» **WHAT THE EXERCISE ASKS**: Could you print all the entries exactly?

**** GIVEN ENTRIES

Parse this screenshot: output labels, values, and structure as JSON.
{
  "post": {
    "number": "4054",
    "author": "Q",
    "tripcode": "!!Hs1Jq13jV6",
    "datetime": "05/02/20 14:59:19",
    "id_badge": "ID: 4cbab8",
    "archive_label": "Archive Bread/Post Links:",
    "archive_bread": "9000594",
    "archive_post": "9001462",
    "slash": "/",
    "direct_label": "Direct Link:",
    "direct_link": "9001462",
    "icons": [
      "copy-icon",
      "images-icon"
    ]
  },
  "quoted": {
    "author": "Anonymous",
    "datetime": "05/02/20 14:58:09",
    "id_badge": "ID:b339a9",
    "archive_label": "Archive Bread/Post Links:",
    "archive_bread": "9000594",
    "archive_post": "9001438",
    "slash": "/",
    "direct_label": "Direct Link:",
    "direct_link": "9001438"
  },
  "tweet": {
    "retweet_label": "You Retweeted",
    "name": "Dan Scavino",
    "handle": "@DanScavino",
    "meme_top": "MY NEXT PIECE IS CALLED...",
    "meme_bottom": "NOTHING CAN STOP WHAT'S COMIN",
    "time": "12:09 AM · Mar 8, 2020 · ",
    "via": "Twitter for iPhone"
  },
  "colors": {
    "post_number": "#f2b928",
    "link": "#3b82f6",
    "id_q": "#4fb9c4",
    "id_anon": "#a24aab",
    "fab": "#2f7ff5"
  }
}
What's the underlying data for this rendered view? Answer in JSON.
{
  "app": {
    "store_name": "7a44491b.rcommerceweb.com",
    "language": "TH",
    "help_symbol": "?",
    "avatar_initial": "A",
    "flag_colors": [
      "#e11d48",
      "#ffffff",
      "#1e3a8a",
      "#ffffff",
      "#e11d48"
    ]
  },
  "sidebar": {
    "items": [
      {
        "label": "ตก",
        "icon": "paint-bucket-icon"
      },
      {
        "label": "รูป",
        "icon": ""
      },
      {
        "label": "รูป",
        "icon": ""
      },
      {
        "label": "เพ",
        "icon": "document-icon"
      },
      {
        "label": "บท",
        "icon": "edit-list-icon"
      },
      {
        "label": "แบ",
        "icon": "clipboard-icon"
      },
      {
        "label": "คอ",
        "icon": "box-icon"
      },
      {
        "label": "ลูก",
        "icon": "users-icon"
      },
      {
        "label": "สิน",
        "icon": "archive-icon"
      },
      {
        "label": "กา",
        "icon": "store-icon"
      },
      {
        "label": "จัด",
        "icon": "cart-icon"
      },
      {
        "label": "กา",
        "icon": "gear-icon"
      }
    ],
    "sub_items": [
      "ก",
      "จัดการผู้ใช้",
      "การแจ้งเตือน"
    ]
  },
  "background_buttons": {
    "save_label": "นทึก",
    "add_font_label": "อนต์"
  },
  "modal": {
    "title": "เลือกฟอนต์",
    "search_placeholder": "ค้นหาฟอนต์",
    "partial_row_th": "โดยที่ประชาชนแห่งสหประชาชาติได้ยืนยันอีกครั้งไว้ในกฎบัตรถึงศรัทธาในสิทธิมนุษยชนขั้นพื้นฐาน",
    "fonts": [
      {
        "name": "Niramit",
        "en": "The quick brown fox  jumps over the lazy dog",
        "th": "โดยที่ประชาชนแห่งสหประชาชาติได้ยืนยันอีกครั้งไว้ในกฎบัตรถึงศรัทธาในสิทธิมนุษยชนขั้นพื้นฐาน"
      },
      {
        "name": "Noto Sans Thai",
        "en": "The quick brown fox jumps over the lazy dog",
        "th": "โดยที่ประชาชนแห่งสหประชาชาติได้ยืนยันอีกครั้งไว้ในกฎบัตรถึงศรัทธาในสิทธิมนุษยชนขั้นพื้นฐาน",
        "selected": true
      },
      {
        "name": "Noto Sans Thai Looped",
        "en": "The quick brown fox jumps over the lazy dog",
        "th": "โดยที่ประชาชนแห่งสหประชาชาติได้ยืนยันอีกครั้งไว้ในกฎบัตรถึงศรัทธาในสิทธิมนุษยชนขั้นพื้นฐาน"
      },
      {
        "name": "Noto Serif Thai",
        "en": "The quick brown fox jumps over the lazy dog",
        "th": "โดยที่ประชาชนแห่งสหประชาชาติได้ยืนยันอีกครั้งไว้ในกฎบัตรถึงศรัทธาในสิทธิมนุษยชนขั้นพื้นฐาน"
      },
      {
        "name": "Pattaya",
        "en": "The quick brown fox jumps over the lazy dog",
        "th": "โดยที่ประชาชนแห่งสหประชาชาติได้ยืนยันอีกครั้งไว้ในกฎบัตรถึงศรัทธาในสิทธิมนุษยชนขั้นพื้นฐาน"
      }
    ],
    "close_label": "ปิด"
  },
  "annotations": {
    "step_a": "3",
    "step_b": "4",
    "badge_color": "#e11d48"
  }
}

********

» **SOLUTION TO THIS TASK**:
Parse this screenshot: output labels, values, and structure as JSON.
{
  "post": {
    "number": "4054",
    "author": "Q",
    "tripcode": "!!Hs1Jq13jV6",
    "datetime": "05/02/20 14:59:19",
    "id_badge": "ID: 4cbab8",
    "archive_label": "Archive Bread/Post Links:",
    "archive_bread": "9000594",
    "archive_post": "9001462",
    "slash": "/",
    "direct_label": "Direct Link:",
    "direct_link": "9001462",
    "icons": [
      "copy-icon",
      "images-icon"
    ]
  },
  "quoted": {
    "author": "Anonymous",
    "datetime": "05/02/20 14:58:09",
    "id_badge": "ID:b339a9",
    "archive_label": "Archive Bread/Post Links:",
    "archive_bread": "9000594",
    "archive_post": "9001438",
    "slash": "/",
    "direct_label": "Direct Link:",
    "direct_link": "9001438"
  },
  "tweet": {
    "retweet_label": "You Retweeted",
    "name": "Dan Scavino",
    "handle": "@DanScavino",
    "meme_top": "MY NEXT PIECE IS CALLED...",
    "meme_bottom": "NOTHING CAN STOP WHAT'S COMIN",
    "time": "12:09 AM · Mar 8, 2020 · ",
    "via": "Twitter for iPhone"
  },
  "colors": {
    "post_number": "#f2b928",
    "link": "#3b82f6",
    "id_q": "#4fb9c4",
    "id_anon": "#a24aab",
    "fab": "#2f7ff5"
  }
}
What's the underlying data for this rendered view? Answer in JSON.
{
  "app": {
    "store_name": "7a44491b.rcommerceweb.com",
    "language": "TH",
    "help_symbol": "?",
    "avatar_initial": "A",
    "flag_colors": [
      "#e11d48",
      "#ffffff",
      "#1e3a8a",
      "#ffffff",
      "#e11d48"
    ]
  },
  "sidebar": {
    "items": [
      {
        "label": "ตก",
        "icon": "paint-bucket-icon"
      },
      {
        "label": "รูป",
        "icon": ""
      },
      {
        "label": "รูป",
        "icon": ""
      },
      {
        "label": "เพ",
        "icon": "document-icon"
      },
      {
        "label": "บท",
        "icon": "edit-list-icon"
      },
      {
        "label": "แบ",
        "icon": "clipboard-icon"
      },
      {
        "label": "คอ",
        "icon": "box-icon"
      },
      {
        "label": "ลูก",
        "icon": "users-icon"
      },
      {
        "label": "สิน",
        "icon": "archive-icon"
      },
      {
        "label": "กา",
        "icon": "store-icon"
      },
      {
        "label": "จัด",
        "icon": "cart-icon"
      },
      {
        "label": "กา",
        "icon": "gear-icon"
      }
    ],
    "sub_items": [
      "ก",
      "จัดการผู้ใช้",
      "การแจ้งเตือน"
    ]
  },
  "background_buttons": {
    "save_label": "นทึก",
    "add_font_label": "อนต์"
  },
  "modal": {
    "title": "เลือกฟอนต์",
    "search_placeholder": "ค้นหาฟอนต์",
    "partial_row_th": "โดยที่ประชาชนแห่งสหประชาชาติได้ยืนยันอีกครั้งไว้ในกฎบัตรถึงศรัทธาในสิทธิมนุษยชนขั้นพื้นฐาน",
    "fonts": [
      {
        "name": "Niramit",
        "en": "The quick brown fox  jumps over the lazy dog",
        "th": "โดยที่ประชาชนแห่งสหประชาชาติได้ยืนยันอีกครั้งไว้ในกฎบัตรถึงศรัทธาในสิทธิมนุษยชนขั้นพื้นฐาน"
      },
      {
        "name": "Noto Sans Thai",
        "en": "The quick brown fox jumps over the lazy dog",
        "th": "โดยที่ประชาชนแห่งสหประชาชาติได้ยืนยันอีกครั้งไว้ในกฎบัตรถึงศรัทธาในสิทธิมนุษยชนขั้นพื้นฐาน",
        "selected": true
      },
      {
        "name": "Noto Sans Thai Looped",
        "en": "The quick brown fox jumps over the lazy dog",
        "th": "โดยที่ประชาชนแห่งสหประชาชาติได้ยืนยันอีกครั้งไว้ในกฎบัตรถึงศรัทธาในสิทธิมนุษยชนขั้นพื้นฐาน"
      },
      {
        "name": "Noto Serif Thai",
        "en": "The quick brown fox jumps over the lazy dog",
        "th": "โดยที่ประชาชนแห่งสหประชาชาติได้ยืนยันอีกครั้งไว้ในกฎบัตรถึงศรัทธาในสิทธิมนุษยชนขั้นพื้นฐาน"
      },
      {
        "name": "Pattaya",
        "en": "The quick brown fox jumps over the lazy dog",
        "th": "โดยที่ประชาชนแห่งสหประชาชาติได้ยืนยันอีกครั้งไว้ในกฎบัตรถึงศรัทธาในสิทธิมนุษยชนขั้นพื้นฐาน"
      }
    ],
    "close_label": "ปิด"
  },
  "annotations": {
    "step_a": "3",
    "step_b": "4",
    "badge_color": "#e11d48"
  }
}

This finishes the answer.